[BEGIN Supplied data]

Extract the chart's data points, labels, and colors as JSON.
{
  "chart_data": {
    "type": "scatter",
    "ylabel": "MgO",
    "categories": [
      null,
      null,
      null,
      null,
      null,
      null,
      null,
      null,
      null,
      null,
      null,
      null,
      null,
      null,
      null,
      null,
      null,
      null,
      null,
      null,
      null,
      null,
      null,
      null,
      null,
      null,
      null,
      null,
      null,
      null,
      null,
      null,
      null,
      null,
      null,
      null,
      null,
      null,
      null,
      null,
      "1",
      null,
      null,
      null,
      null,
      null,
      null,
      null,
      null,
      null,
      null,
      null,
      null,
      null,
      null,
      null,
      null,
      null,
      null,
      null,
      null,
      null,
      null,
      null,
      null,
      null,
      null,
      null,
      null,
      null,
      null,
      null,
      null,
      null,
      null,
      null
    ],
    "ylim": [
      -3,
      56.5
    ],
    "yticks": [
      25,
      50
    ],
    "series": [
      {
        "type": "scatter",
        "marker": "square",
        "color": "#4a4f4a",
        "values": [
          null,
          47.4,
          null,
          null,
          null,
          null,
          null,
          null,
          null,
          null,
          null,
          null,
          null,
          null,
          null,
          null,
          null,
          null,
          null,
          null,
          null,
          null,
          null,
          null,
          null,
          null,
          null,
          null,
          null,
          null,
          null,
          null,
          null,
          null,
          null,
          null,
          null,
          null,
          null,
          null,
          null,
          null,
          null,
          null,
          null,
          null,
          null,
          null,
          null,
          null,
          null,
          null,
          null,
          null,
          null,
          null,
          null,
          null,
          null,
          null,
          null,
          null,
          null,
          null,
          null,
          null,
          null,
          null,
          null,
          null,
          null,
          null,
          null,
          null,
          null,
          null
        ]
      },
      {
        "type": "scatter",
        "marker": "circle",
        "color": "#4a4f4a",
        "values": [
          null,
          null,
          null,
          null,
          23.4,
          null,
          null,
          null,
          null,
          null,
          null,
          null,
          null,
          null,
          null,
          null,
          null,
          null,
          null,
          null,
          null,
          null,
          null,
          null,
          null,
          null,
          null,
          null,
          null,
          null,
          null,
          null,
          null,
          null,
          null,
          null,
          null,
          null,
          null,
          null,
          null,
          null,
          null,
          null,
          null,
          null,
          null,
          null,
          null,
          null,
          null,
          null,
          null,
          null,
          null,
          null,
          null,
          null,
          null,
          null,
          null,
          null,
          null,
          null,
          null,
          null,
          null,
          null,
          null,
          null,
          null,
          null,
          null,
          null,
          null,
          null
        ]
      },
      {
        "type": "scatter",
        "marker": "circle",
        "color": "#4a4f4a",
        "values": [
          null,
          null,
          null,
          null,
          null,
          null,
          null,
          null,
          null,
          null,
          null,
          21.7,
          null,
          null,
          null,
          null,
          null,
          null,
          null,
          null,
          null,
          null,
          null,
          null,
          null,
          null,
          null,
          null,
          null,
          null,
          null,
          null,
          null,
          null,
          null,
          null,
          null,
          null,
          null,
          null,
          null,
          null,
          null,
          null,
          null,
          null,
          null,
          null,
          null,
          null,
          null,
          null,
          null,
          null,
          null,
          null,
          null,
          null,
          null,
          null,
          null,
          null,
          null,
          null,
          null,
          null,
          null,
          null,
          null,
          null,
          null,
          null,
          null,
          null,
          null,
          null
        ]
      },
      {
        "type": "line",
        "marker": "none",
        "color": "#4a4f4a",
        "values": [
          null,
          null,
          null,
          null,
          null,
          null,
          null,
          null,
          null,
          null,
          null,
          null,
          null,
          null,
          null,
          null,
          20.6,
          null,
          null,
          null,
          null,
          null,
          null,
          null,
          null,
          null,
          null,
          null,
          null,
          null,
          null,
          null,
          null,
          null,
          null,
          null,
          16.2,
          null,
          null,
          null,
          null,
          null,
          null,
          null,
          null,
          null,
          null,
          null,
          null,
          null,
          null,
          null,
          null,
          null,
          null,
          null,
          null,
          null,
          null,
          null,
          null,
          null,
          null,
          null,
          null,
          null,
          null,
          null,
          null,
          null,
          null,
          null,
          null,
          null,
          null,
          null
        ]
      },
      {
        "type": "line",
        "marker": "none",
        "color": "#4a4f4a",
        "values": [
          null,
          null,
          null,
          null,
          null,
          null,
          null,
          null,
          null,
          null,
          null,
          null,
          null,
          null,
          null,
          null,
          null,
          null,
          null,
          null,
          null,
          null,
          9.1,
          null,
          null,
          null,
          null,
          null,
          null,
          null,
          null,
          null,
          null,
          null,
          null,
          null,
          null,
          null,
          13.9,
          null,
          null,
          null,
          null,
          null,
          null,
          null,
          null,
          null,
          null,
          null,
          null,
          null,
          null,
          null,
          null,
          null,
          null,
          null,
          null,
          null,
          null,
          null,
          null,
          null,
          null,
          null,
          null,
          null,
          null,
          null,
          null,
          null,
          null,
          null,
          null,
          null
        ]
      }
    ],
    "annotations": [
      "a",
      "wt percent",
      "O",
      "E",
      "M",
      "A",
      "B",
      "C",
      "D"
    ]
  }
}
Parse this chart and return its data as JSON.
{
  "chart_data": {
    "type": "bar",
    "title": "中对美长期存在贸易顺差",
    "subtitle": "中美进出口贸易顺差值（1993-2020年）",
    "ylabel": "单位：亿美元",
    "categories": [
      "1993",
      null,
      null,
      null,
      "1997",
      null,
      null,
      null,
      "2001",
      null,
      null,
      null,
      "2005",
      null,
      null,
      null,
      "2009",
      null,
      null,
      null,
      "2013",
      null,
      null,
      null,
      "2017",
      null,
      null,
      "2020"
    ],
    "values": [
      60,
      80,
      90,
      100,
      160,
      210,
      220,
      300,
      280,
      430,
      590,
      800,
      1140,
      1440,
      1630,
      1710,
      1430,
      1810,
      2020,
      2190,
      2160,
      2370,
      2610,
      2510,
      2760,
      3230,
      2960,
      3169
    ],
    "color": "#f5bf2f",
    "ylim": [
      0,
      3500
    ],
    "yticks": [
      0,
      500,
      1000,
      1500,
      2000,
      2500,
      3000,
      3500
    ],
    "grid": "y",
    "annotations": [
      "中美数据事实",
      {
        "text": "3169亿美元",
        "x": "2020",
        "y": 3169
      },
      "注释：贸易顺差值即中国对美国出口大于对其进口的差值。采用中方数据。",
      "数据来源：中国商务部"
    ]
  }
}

[END Supplied data]

> [Task objective] Print all of the entries exactly as they are written.

> [Response below]
Extract the chart's data points, labels, and colors as JSON.
{
  "chart_data": {
    "type": "scatter",
    "ylabel": "MgO",
    "categories": [
      null,
      null,
      null,
      null,
      null,
      null,
      null,
      null,
      null,
      null,
      null,
      null,
      null,
      null,
      null,
      null,
      null,
      null,
      null,
      null,
      null,
      null,
      null,
      null,
      null,
      null,
      null,
      null,
      null,
      null,
      null,
      null,
      null,
      null,
      null,
      null,
      null,
      null,
      null,
      null,
      "1",
      null,
      null,
      null,
      null,
      null,
      null,
      null,
      null,
      null,
      null,
      null,
      null,
      null,
      null,
      null,
      null,
      null,
      null,
      null,
      null,
      null,
      null,
      null,
      null,
      null,
      null,
      null,
      null,
      null,
      null,
      null,
      null,
      null,
      null,
      null
    ],
    "ylim": [
      -3,
      56.5
    ],
    "yticks": [
      25,
      50
    ],
    "series": [
      {
        "type": "scatter",
        "marker": "square",
        "color": "#4a4f4a",
        "values": [
          null,
          47.4,
          null,
          null,
          null,
          null,
          null,
          null,
          null,
          null,
          null,
          null,
          null,
          null,
          null,
          null,
          null,
          null,
          null,
          null,
          null,
          null,
          null,
          null,
          null,
          null,
          null,
          null,
          null,
          null,
          null,
          null,
          null,
          null,
          null,
          null,
          null,
          null,
          null,
          null,
          null,
          null,
          null,
          null,
          null,
          null,
          null,
          null,
          null,
          null,
          null,
          null,
          null,
          null,
          null,
          null,
          null,
          null,
          null,
          null,
          null,
          null,
          null,
          null,
          null,
          null,
          null,
          null,
          null,
          null,
          null,
          null,
          null,
          null,
          null,
          null
        ]
      },
      {
        "type": "scatter",
        "marker": "circle",
        "color": "#4a4f4a",
        "values": [
          null,
          null,
          null,
          null,
          23.4,
          null,
          null,
          null,
          null,
          null,
          null,
          null,
          null,
          null,
          null,
          null,
          null,
          null,
          null,
          null,
          null,
          null,
          null,
          null,
          null,
          null,
          null,
          null,
          null,
          null,
          null,
          null,
          null,
          null,
          null,
          null,
          null,
          null,
          null,
          null,
          null,
          null,
          null,
          null,
          null,
          null,
          null,
          null,
          null,
          null,
          null,
          null,
          null,
          null,
          null,
          null,
          null,
          null,
          null,
          null,
          null,
          null,
          null,
          null,
          null,
          null,
          null,
          null,
          null,
          null,
          null,
          null,
          null,
          null,
          null,
          null
        ]
      },
      {
        "type": "scatter",
        "marker": "circle",
        "color": "#4a4f4a",
        "values": [
          null,
          null,
          null,
          null,
          null,
          null,
          null,
          null,
          null,
          null,
          null,
          21.7,
          null,
          null,
          null,
          null,
          null,
          null,
          null,
          null,
          null,
          null,
          null,
          null,
          null,
          null,
          null,
          null,
          null,
          null,
          null,
          null,
          null,
          null,
          null,
          null,
          null,
          null,
          null,
          null,
          null,
          null,
          null,
          null,
          null,
          null,
          null,
          null,
          null,
          null,
          null,
          null,
          null,
          null,
          null,
          null,
          null,
          null,
          null,
          null,
          null,
          null,
          null,
          null,
          null,
          null,
          null,
          null,
          null,
          null,
          null,
          null,
          null,
          null,
          null,
          null
        ]
      },
      {
        "type": "line",
        "marker": "none",
        "color": "#4a4f4a",
        "values": [
          null,
          null,
          null,
          null,
          null,
          null,
          null,
          null,
          null,
          null,
          null,
          null,
          null,
          null,
          null,
          null,
          20.6,
          null,
          null,
          null,
          null,
          null,
          null,
          null,
          null,
          null,
          null,
          null,
          null,
          null,
          null,
          null,
          null,
          null,
          null,
          null,
          16.2,
          null,
          null,
          null,
          null,
          null,
          null,
          null,
          null,
          null,
          null,
          null,
          null,
          null,
          null,
          null,
          null,
          null,
          null,
          null,
          null,
          null,
          null,
          null,
          null,
          null,
          null,
          null,
          null,
          null,
          null,
          null,
          null,
          null,
          null,
          null,
          null,
          null,
          null,
          null
        ]
      },
      {
        "type": "line",
        "marker": "none",
        "color": "#4a4f4a",
        "values": [
          null,
          null,
          null,
          null,
          null,
          null,
          null,
          null,
          null,
          null,
          null,
          null,
          null,
          null,
          null,
          null,
          null,
          null,
          null,
          null,
          null,
          null,
          9.1,
          null,
          null,
          null,
          null,
          null,
          null,
          null,
          null,
          null,
          null,
          null,
          null,
          null,
          null,
          null,
          13.9,
          null,
          null,
          null,
          null,
          null,
          null,
          null,
          null,
          null,
          null,
          null,
          null,
          null,
          null,
          null,
          null,
          null,
          null,
          null,
          null,
          null,
          null,
          null,
          null,
          null,
          null,
          null,
          null,
          null,
          null,
          null,
          null,
          null,
          null,
          null,
          null,
          null
        ]
      }
    ],
    "annotations": [
      "a",
      "wt percent",
      "O",
      "E",
      "M",
      "A",
      "B",
      "C",
      "D"
    ]
  }
}
Parse this chart and return its data as JSON.
{
  "chart_data": {
    "type": "bar",
    "title": "中对美长期存在贸易顺差",
    "subtitle": "中美进出口贸易顺差值（1993-2020年）",
    "ylabel": "单位：亿美元",
    "categories": [
      "1993",
      null,
      null,
      null,
      "1997",
      null,
      null,
      null,
      "2001",
      null,
      null,
      null,
      "2005",
      null,
      null,
      null,
      "2009",
      null,
      null,
      null,
      "2013",
      null,
      null,
      null,
      "2017",
      null,
      null,
      "2020"
    ],
    "values": [
      60,
      80,
      90,
      100,
      160,
      210,
      220,
      300,
      280,
      430,
      590,
      800,
      1140,
      1440,
      1630,
      1710,
      1430,
      1810,
      2020,
      2190,
      2160,
      2370,
      2610,
      2510,
      2760,
      3230,
      2960,
      3169
    ],
    "color": "#f5bf2f",
    "ylim": [
      0,
      3500
    ],
    "yticks": [
      0,
      500,
      1000,
      1500,
      2000,
      2500,
      3000,
      3500
    ],
    "grid": "y",
    "annotations": [
      "中美数据事实",
      {
        "text": "3169亿美元",
        "x": "2020",
        "y": 3169
      },
      "注释：贸易顺差值即中国对美国出口大于对其进口的差值。采用中方数据。",
      "数据来源：中国商务部"
    ]
  }
}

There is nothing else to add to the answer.